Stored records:
- - - - -

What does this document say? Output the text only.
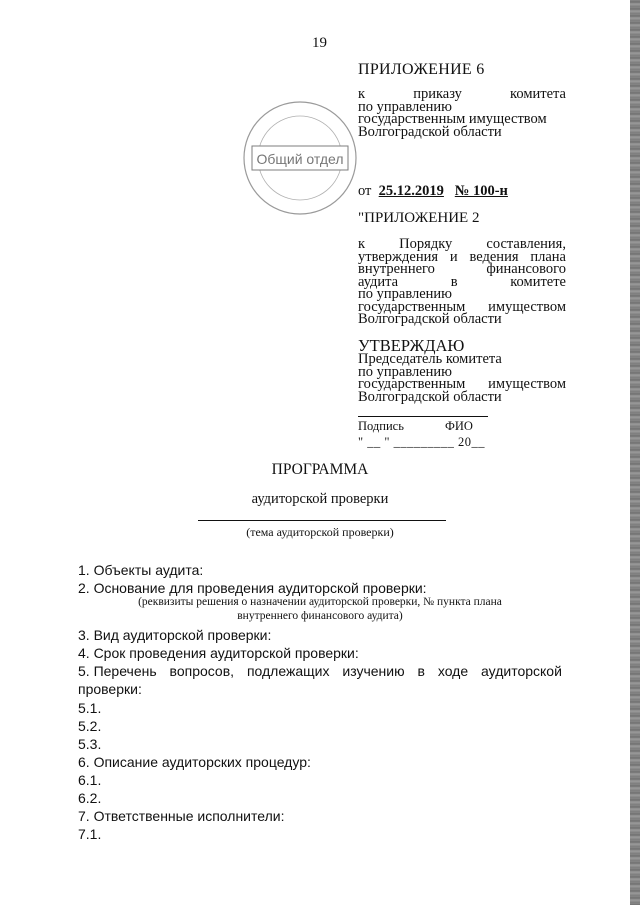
19
ПРИЛОЖЕНИЕ 6
к	приказу	комитета
по управлению
государственным имуществом
Волгоградской области
Общий отдел
от 25.12.2019 № 100-н
"ПРИЛОЖЕНИЕ 2
к Порядку составления,
утверждения и ведения плана
внутреннего	финансового
аудита	в	комитете
по управлению
государственным имуществом
Волгоградской области
УТВЕРЖДАЮ
Председатель комитета
по управлению
государственным имуществом
Волгоградской области
Подпись	ФИО
" __ " _________ 20__
ПРОГРАММА
аудиторской проверки
(тема аудиторской проверки)
1. Объекты аудита:
2. Основание для проведения аудиторской проверки:
(реквизиты решения о назначении аудиторской проверки, № пункта плана
внутреннего финансового аудита)
3. Вид аудиторской проверки:
4. Срок проведения аудиторской проверки:
5. Перечень вопросов, подлежащих изучению в ходе аудиторской
проверки:
5.1.
5.2.
5.3.
6. Описание аудиторских процедур:
6.1.
6.2.
7. Ответственные исполнители:
7.1.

- - - - -

In the listing above, how many lines hold the word "комитета"? Give the number and nothing more.

▸ **Result of the exercise**: 2